WHAT THIS TASK INVOLVES: Wherever "object" shows up in the records below, copy the whole line.

SUPPLIED RECORDS:
________________

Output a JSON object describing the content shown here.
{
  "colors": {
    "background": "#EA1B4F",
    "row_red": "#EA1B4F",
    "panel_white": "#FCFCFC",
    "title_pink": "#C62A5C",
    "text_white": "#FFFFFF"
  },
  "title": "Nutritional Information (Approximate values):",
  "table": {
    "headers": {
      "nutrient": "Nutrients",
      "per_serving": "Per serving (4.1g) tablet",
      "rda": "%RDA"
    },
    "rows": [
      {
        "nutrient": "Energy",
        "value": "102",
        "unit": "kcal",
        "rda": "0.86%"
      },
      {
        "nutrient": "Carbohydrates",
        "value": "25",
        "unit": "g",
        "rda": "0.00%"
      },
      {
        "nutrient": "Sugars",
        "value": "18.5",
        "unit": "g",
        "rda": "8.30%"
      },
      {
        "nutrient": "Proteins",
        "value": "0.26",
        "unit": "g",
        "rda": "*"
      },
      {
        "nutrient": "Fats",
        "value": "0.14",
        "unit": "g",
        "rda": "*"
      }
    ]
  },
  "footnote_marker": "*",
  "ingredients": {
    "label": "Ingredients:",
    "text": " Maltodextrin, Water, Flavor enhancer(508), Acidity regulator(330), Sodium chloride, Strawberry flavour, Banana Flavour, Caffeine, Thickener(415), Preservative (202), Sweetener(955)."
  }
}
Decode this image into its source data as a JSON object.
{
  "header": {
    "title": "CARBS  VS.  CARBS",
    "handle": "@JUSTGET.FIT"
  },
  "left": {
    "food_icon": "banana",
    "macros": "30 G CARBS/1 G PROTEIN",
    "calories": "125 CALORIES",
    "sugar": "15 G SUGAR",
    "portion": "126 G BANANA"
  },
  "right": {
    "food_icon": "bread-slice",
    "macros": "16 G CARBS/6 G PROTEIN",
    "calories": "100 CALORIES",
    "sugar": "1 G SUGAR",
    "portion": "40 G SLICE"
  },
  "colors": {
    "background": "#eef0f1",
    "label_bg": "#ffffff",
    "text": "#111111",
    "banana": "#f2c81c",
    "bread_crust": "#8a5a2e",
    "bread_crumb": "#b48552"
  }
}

________________

SOLUTION TO THE PROBLEM:
Output a JSON object describing the content shown here.
Decode this image into its source data as a JSON object.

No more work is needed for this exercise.